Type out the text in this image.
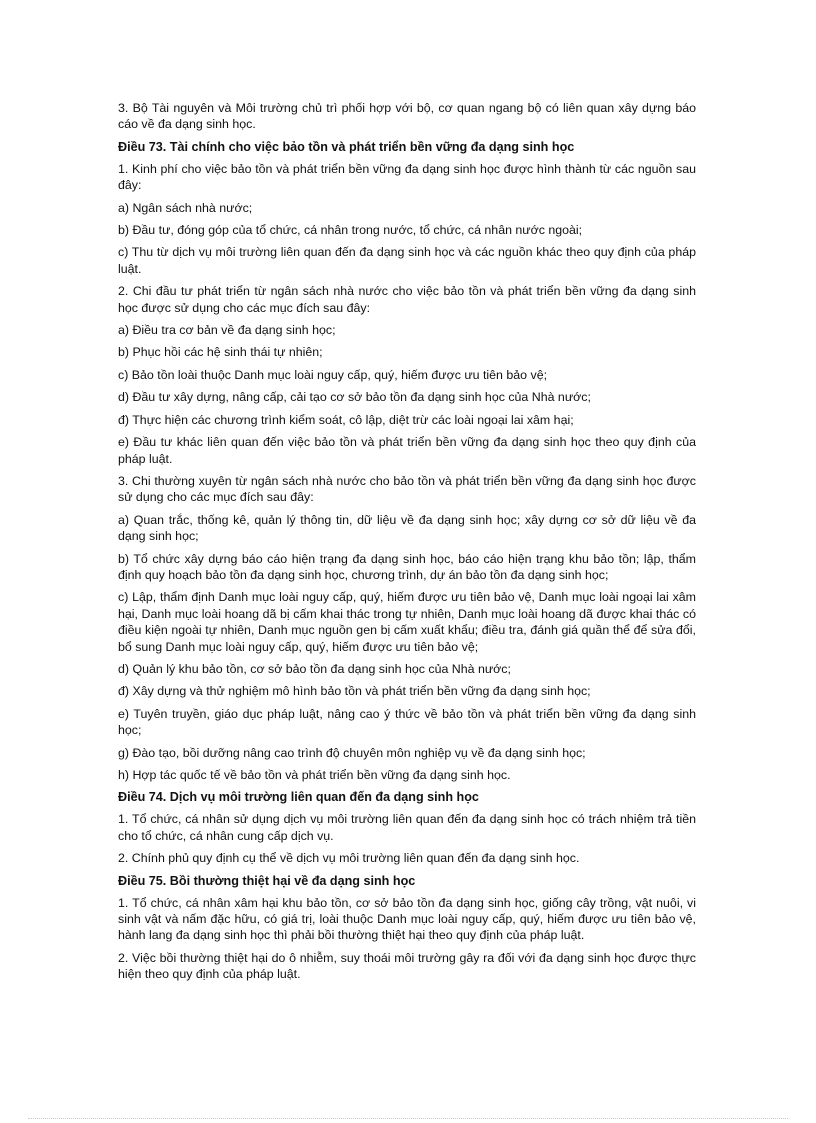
3. Bộ Tài nguyên và Môi trường chủ trì phối hợp với bộ, cơ quan ngang bộ có liên quan xây dựng báo cáo về đa dạng sinh học.

Điều 73. Tài chính cho việc bảo tồn và phát triển bền vững đa dạng sinh học

1. Kinh phí cho việc bảo tồn và phát triển bền vững đa dạng sinh học được hình thành từ các nguồn sau đây:

a) Ngân sách nhà nước;

b) Đầu tư, đóng góp của tổ chức, cá nhân trong nước, tổ chức, cá nhân nước ngoài;

c) Thu từ dịch vụ môi trường liên quan đến đa dạng sinh học và các nguồn khác theo quy định của pháp luật.

2. Chi đầu tư phát triển từ ngân sách nhà nước cho việc bảo tồn và phát triển bền vững đa dạng sinh học được sử dụng cho các mục đích sau đây:

a) Điều tra cơ bản về đa dạng sinh học;

b) Phục hồi các hệ sinh thái tự nhiên;

c) Bảo tồn loài thuộc Danh mục loài nguy cấp, quý, hiếm được ưu tiên bảo vệ;

d) Đầu tư xây dựng, nâng cấp, cải tạo cơ sở bảo tồn đa dạng sinh học của Nhà nước;

đ) Thực hiện các chương trình kiểm soát, cô lập, diệt trừ các loài ngoại lai xâm hại;

e) Đầu tư khác liên quan đến việc bảo tồn và phát triển bền vững đa dạng sinh học theo quy định của pháp luật.

3. Chi thường xuyên từ ngân sách nhà nước cho bảo tồn và phát triển bền vững đa dạng sinh học được sử dụng cho các mục đích sau đây:

a) Quan trắc, thống kê, quản lý thông tin, dữ liệu về đa dạng sinh học; xây dựng cơ sở dữ liệu về đa dạng sinh học;

b) Tổ chức xây dựng báo cáo hiện trạng đa dạng sinh học, báo cáo hiện trạng khu bảo tồn; lập, thẩm định quy hoạch bảo tồn đa dạng sinh học, chương trình, dự án bảo tồn đa dạng sinh học;

c) Lập, thẩm định Danh mục loài nguy cấp, quý, hiếm được ưu tiên bảo vệ, Danh mục loài ngoại lai xâm hại, Danh mục loài hoang dã bị cấm khai thác trong tự nhiên, Danh mục loài hoang dã được khai thác có điều kiện ngoài tự nhiên, Danh mục nguồn gen bị cấm xuất khẩu; điều tra, đánh giá quần thể để sửa đổi, bổ sung Danh mục loài nguy cấp, quý, hiếm được ưu tiên bảo vệ;

d) Quản lý khu bảo tồn, cơ sở bảo tồn đa dạng sinh học của Nhà nước;

đ) Xây dựng và thử nghiệm mô hình bảo tồn và phát triển bền vững đa dạng sinh học;

e) Tuyên truyền, giáo dục pháp luật, nâng cao ý thức về bảo tồn và phát triển bền vững đa dạng sinh học;

g) Đào tạo, bồi dưỡng nâng cao trình độ chuyên môn nghiệp vụ về đa dạng sinh học;

h) Hợp tác quốc tế về bảo tồn và phát triển bền vững đa dạng sinh học.

Điều 74. Dịch vụ môi trường liên quan đến đa dạng sinh học

1. Tổ chức, cá nhân sử dụng dịch vụ môi trường liên quan đến đa dạng sinh học có trách nhiệm trả tiền cho tổ chức, cá nhân cung cấp dịch vụ.

2. Chính phủ quy định cụ thể về dịch vụ môi trường liên quan đến đa dạng sinh học.

Điều 75. Bồi thường thiệt hại về đa dạng sinh học

1. Tổ chức, cá nhân xâm hại khu bảo tồn, cơ sở bảo tồn đa dạng sinh học, giống cây trồng, vật nuôi, vi sinh vật và nấm đặc hữu, có giá trị, loài thuộc Danh mục loài nguy cấp, quý, hiếm được ưu tiên bảo vệ, hành lang đa dạng sinh học thì phải bồi thường thiệt hại theo quy định của pháp luật.

2. Việc bồi thường thiệt hại do ô nhiễm, suy thoái môi trường gây ra đối với đa dạng sinh học được thực hiện theo quy định của pháp luật.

THE PROBLEM: Say the number of lines in the listing that hold "sách", with no added words.

TASK ANSWER: 3